━━━━━ Records for this exercise

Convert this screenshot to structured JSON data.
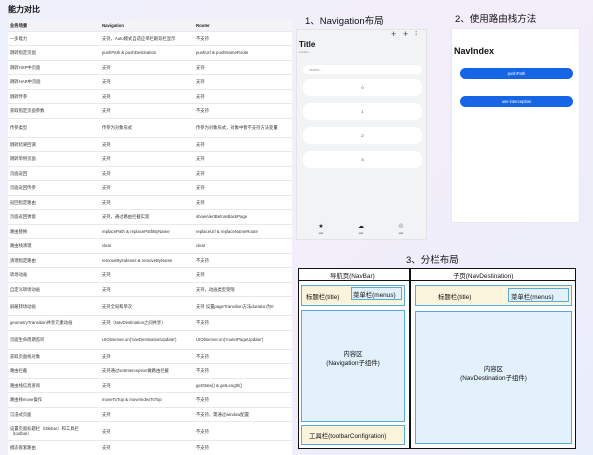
{
  "comparison": {
    "title": "能力对比",
    "headers": [
      "业务场景",
      "Navigation",
      "Router"
    ],
    "rows": [
      [
        "一多能力",
        "支持，Auto模式自适应单栏跟双栏显示",
        "不支持"
      ],
      [
        "跳转指定页面",
        "pushPath & pushDestination",
        "pushUrl & pushNameRoute"
      ],
      [
        "跳转HSP中页面",
        "支持",
        "支持"
      ],
      [
        "跳转HAR中页面",
        "支持",
        "支持"
      ],
      [
        "跳转传参",
        "支持",
        "支持"
      ],
      [
        "获取指定页面参数",
        "支持",
        "不支持"
      ],
      [
        "传参类型",
        "传参为对象形式",
        "传参为对象形式，对象中暂不支持方法变量"
      ],
      [
        "跳转结果回调",
        "支持",
        "支持"
      ],
      [
        "跳转单例页面",
        "支持",
        "支持"
      ],
      [
        "页面返回",
        "支持",
        "支持"
      ],
      [
        "页面返回传参",
        "支持",
        "支持"
      ],
      [
        "返回指定路由",
        "支持",
        "支持"
      ],
      [
        "页面返回弹窗",
        "支持，通过路由拦截实现",
        "showAlertBeforeBackPage"
      ],
      [
        "路由替换",
        "replacePath & replacePathByName",
        "replaceUrl & replaceNameRoute"
      ],
      [
        "路由栈清理",
        "clear",
        "clear"
      ],
      [
        "清理指定路由",
        "removeByIndexes & removeByName",
        "不支持"
      ],
      [
        "转场动画",
        "支持",
        "支持"
      ],
      [
        "自定义转场动画",
        "支持",
        "支持，动画类型受限"
      ],
      [
        "屏蔽转场动画",
        "支持全局和单次",
        "支持 设置pageTransition方法duration为0"
      ],
      [
        "geometryTransition共享元素动画",
        "支持（NavDestination之间共享）",
        "不支持"
      ],
      [
        "页面生命周期监听",
        "UIObserver.on('navDestinationUpdate')",
        "UIObserver.on('routerPageUpdate')"
      ],
      [
        "获取页面栈对象",
        "支持",
        "不支持"
      ],
      [
        "路由拦截",
        "支持通过setInterception做路由拦截",
        "不支持"
      ],
      [
        "路由栈信息查询",
        "支持",
        "getState() & getLength()"
      ],
      [
        "路由栈move操作",
        "moveToTop & moveIndexToTop",
        "不支持"
      ],
      [
        "沉浸式页面",
        "支持",
        "不支持，需通过window配置"
      ],
      [
        "设置页面标题栏（titlebar）和工具栏（toolbar）",
        "支持",
        "不支持"
      ],
      [
        "模态嵌套路由",
        "支持",
        "不支持"
      ]
    ]
  },
  "navigation_demo": {
    "heading": "1、Navigation布局",
    "title": "Title",
    "subtitle": "subtitle",
    "actions": [
      "+",
      "+",
      "⁝"
    ],
    "search_placeholder": "search...",
    "items": [
      "0",
      "1",
      "2",
      "3"
    ],
    "tabs": [
      {
        "icon": "★",
        "label": "star"
      },
      {
        "icon": "☁",
        "label": "star"
      },
      {
        "icon": "♲",
        "label": "star"
      }
    ]
  },
  "router_demo": {
    "heading": "2、使用路由栈方法",
    "title": "NavIndex",
    "buttons": [
      "pushPath",
      "use interception"
    ]
  },
  "split_layout": {
    "heading": "3、分栏布局",
    "navbar": {
      "label": "导航页(NavBar)",
      "titlebar": "标题栏(title)",
      "menus": "菜单栏(menus)",
      "content": "内容区\n(Navigation子组件)",
      "toolbar": "工具栏(toolbarConfigration)"
    },
    "destination": {
      "label": "子页(NavDestination)",
      "titlebar": "标题栏(title)",
      "menus": "菜单栏(menus)",
      "content": "内容区\n(NavDestination子组件)"
    }
  }
}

━━━━━━━━━━

» **Required task**: Go through the records above, find every line with the word "UIObserver", and list those lines.

» **Final result**:
        "UIObserver.on('navDestinationUpdate')",
        "UIObserver.on('routerPageUpdate')"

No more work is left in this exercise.